VORLIEGENDER TEXT:
|---|

Elektronische Bescheidbekanntgabe: Start erst ab 1.1.2027 - Verschiebung kommt (wahrscheinlich) in letzter Minute
Was ändert sich ab 1.1.2027?
Mit dem Bürokratieentlastungsgesetz IV und der Neufassung von § 122a Abgabenordnung (AO) wird die elektronische Bekanntgabe von Verwaltungsakten ab dem 1. Januar 2027 zum Regelfall. Ziel ist es, das Besteuerungsverfahren weiter zu digitalisieren und bürokratische Hürden abzubauen. Die Neuregelung betrifft insbesondere Steuerbescheide, Steuermessbescheide und Feststellungsbescheide.
Ab 2027 können Finanzbehörden Verwaltungsakte ohne vorherige Einwilligung durch den Steuerpflichtigen elektronisch zum Abruf bereitstellen. Bis zu diesem Zeitpunkt bedarf es einer Zustimmung zur elektronischen Bekanntgabe des Steuerpflichtigen. Grundsätzlich sind alle Steuerpflichtige betroffen, unabhängig davon, ob sie ihre Steuererklärungen selbst über ELSTER elektronisch beim Finanzamt einreichen oder damit einen Steuerberater beauftragen.
Wie funktioniert die elektronische Bekanntgabe?
Die elektronische Bekanntgabe eines Verwaltungsaktes erfolgt über ein Nutzerkonto, bspw. ELSTER, das von der Finanzverwaltung bereitgestellt wird. Steuerpflichtige oder ihre Bevollmächtigten greifen über ein zertifiziertes, sicheres Verfahren auf dieses Konto zu.
Nach Bereitstellung des Bescheids im Nutzerkonto erhalten abrufberechtigte Personen eine elektronische Benachrichtigung, beispielsweise per E-Mail. Diese Benachrichtigung dient lediglich als Hinweis. Für den Fristbeginn ist ausschließlich der Zeitpunkt der Bereitstellung im Nutzerkonto maßgeblich.
Ein elektronisch bereitgestellter Bescheid gilt am vierten Tag nach der Bereitstellung als bekannt gegeben. Ab diesem Zeitpunkt beginnt die Einspruchsfrist zu laufen. Die Benachrichtigung durch die Finanzverwaltung hat keinen Einfluss auf den Fristbeginn.
Was bedeutet das für Steuerpflichtige in der Praxis?

|---|

GEGEBENE INFORMATIONEN:
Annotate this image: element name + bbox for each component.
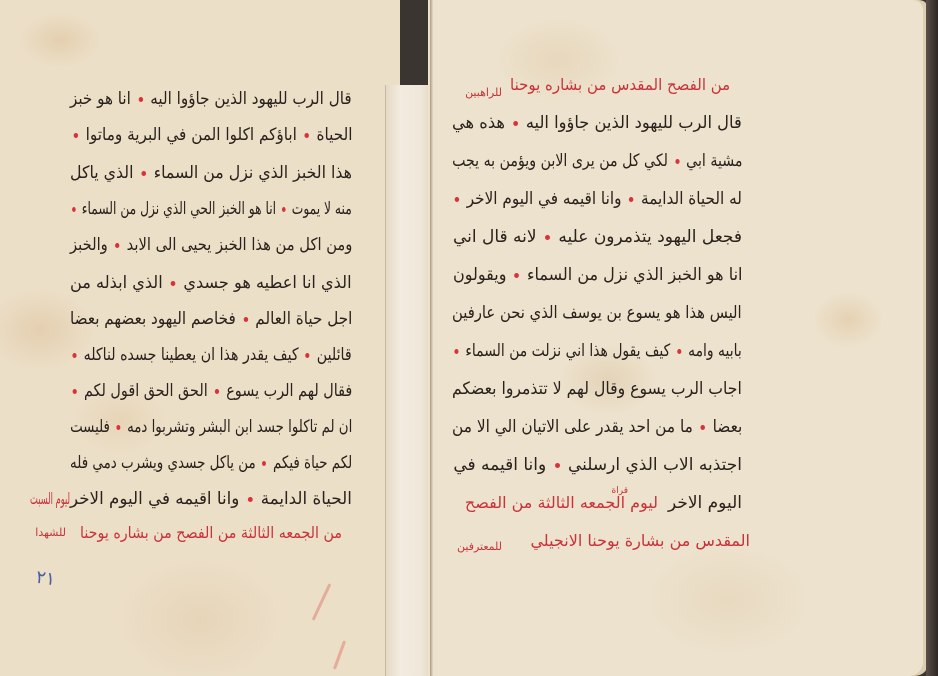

|---|

AUFGABEN:
(A) An welchem Tag nach der Bereitstellung gilt ein elektronisch bereitgestellter Bescheid laut dem Text über die elektronische Bescheidbekanntgabe als bekannt gegeben?
(B) Gib aus dem Text über die elektronische Bescheidbekanntgabe den Abschnitt wörtlich wieder: Beginne bei den Worten „Ein elektronisch bereitgestellter“ und höre nach „in der Praxis?“ auf.
(C) Führe den Text über die elektronische Bescheidbekanntgabe im Anschluss an seinen letzten Satz weiter.
Das Material hat keinen Bezug zum Text über die elektronische Bescheidbekanntgabe.

ANTWORTEN JE AUFGABE:
(A) Am vierten Tag nach der Bereitstellung.

(B)
Ein elektronisch bereitgestellter Bescheid gilt am vierten Tag nach der Bereitstellung als bekannt gegeben. Ab diesem Zeitpunkt beginnt die Einspruchsfrist zu laufen. Die Benachrichtigung durch die Finanzverwaltung hat keinen Einfluss auf den Fristbeginn.
Was bedeutet das für Steuerpflichtige in der Praxis?

(C)
Steuerbescheide von Steuerpflichtigen, die ihre Steuererklärungen von einem Steuerberater erstellen und elektronisch an die Finanzverwaltung übermitteln lassen, werden zukünftig i.d.R. dem steuerlichen Vertreter zum elektronischen Abruf bereitgestellt, auch wenn keine ausdrücklich erteilte Empfangsvollmacht vorliegt. In diesem Fall ist sichergestellt, dass ein fristgerechter Abruf des Verwaltungsakts erfolgt. Soweit der steuerliche Berater keine Empfangsvollmacht besitzt, ist es ratsam diese noch vor dem 1.1.2027 zu erteilen, um so sicherzustellen, dass die Bekanntgabe seitens der Finanzverwaltung auch an diesen zu erfolgen hat.
Steuerpflichtige, die selbst ihre Steuererklärung über ELSTER elektronisch an die Finanzverwaltung übermitteln, sind künftig verpflichtet ihr Nutzerkonto regelmäßig zu prüfen. Die Verantwortung für den rechtzeitigen Abruf der Bescheide liegt bei den Steuerpflichtigen selbst. Wer das Nutzerkonto nicht kontrolliert, riskiert Fristversäumnisse, etwa bei Einsprüchen.
Papierbescheide werden nur noch auf ausdrücklichen Antrag des Steuerpflichtigen versendet. Ein Widerspruch gegen die elektronische Bekanntgabe ist formfrei und ohne Begründung möglich, gilt jedoch nur für künftige Bescheide.
Für eine reibungslose Umstellung auf Seiten der Steuerpflichtigen empfiehlt es sich die Vollmachten frühzeitig zu überprüfen und ggf. noch zu erteilen. Sollten Steuerpflichtige weiterhin die Bekanntgabe von Steuerbescheiden in Papierform wünschen, bleibt noch bis zum 31.12.2026 Zeit der elektronischen Bekanntgabe zu widersprechen.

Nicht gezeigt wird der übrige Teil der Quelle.